*Written problem*
What is the count of lines that hold the word "przeciwnym"? Give only the number.

[Items from a data source]
>> begin
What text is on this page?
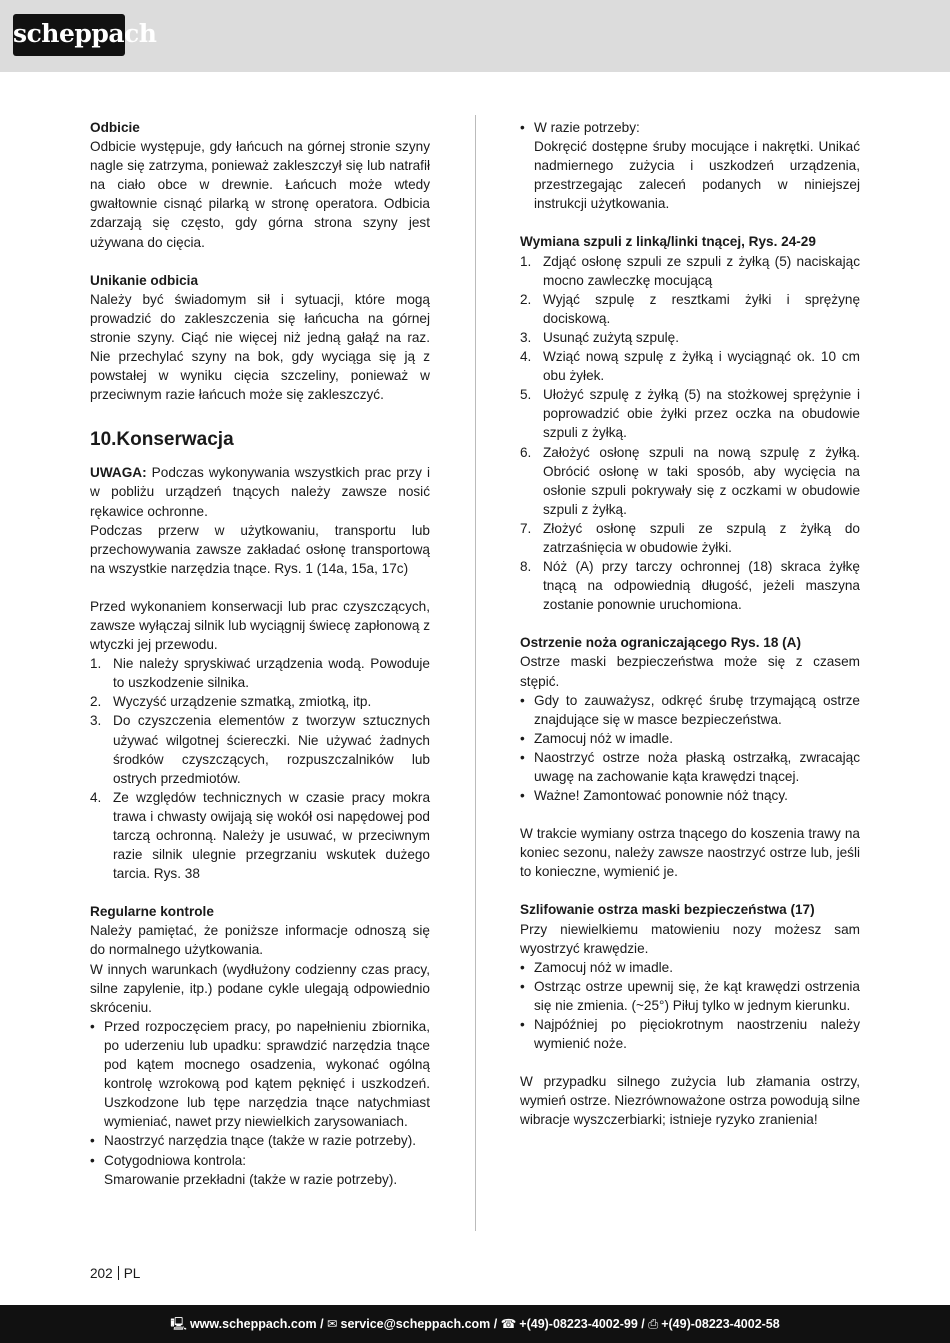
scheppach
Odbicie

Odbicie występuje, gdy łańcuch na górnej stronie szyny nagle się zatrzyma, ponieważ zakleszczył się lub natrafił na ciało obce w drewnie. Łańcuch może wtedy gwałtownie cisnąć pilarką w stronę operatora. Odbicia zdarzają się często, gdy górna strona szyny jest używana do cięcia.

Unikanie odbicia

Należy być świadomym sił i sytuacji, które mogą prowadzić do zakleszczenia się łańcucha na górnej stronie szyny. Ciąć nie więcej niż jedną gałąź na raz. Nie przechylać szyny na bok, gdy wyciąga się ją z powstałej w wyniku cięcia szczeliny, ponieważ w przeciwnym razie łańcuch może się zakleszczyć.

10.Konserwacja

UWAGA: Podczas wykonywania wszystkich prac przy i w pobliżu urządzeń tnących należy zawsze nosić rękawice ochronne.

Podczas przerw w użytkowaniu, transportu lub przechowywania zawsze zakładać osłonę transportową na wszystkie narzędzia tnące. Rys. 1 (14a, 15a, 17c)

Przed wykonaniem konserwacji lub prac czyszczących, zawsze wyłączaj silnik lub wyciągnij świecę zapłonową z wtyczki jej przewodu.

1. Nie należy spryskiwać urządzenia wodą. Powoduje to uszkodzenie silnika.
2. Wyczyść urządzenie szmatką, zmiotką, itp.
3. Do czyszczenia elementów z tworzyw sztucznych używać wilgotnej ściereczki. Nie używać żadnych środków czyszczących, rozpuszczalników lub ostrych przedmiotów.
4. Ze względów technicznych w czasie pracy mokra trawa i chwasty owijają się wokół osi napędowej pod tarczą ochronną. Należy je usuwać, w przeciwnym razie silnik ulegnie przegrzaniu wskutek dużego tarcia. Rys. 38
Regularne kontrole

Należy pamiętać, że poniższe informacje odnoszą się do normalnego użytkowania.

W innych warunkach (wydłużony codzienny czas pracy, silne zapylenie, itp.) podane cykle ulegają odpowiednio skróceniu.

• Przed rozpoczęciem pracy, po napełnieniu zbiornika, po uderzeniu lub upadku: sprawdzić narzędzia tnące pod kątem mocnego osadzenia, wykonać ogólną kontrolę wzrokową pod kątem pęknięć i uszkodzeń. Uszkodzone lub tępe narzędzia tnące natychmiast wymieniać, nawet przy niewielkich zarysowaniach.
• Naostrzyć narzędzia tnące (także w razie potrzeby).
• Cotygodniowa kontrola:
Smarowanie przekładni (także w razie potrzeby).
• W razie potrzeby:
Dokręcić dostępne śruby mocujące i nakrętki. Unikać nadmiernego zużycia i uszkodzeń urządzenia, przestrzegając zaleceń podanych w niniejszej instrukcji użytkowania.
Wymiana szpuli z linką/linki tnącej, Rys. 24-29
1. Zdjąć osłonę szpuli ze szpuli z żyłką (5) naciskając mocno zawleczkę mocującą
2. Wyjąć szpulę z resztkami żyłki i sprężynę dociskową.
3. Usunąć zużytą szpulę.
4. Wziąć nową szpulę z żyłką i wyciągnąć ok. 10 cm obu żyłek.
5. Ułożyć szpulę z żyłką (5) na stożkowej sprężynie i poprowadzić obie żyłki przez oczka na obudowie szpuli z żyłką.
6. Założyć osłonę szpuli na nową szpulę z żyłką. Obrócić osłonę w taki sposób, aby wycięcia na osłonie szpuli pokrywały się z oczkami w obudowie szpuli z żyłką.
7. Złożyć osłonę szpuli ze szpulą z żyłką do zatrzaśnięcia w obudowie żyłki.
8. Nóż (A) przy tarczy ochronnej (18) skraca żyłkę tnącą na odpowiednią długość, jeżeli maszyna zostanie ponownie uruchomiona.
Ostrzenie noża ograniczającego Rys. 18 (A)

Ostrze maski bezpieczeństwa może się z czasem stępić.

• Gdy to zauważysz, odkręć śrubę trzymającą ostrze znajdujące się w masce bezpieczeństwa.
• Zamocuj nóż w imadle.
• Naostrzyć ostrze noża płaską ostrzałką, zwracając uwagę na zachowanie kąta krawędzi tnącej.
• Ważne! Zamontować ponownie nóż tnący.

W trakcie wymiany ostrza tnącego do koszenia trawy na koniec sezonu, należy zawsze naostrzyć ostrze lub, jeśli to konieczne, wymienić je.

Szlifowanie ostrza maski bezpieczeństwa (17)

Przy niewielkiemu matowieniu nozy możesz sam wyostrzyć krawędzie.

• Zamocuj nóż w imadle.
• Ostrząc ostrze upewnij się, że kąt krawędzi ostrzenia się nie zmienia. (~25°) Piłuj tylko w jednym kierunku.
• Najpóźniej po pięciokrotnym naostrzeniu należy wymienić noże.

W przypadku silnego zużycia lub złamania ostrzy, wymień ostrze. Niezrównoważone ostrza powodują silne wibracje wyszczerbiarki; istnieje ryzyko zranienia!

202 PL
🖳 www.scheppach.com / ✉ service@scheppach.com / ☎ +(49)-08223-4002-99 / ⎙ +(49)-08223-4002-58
>> end
*Solution for this problem*
2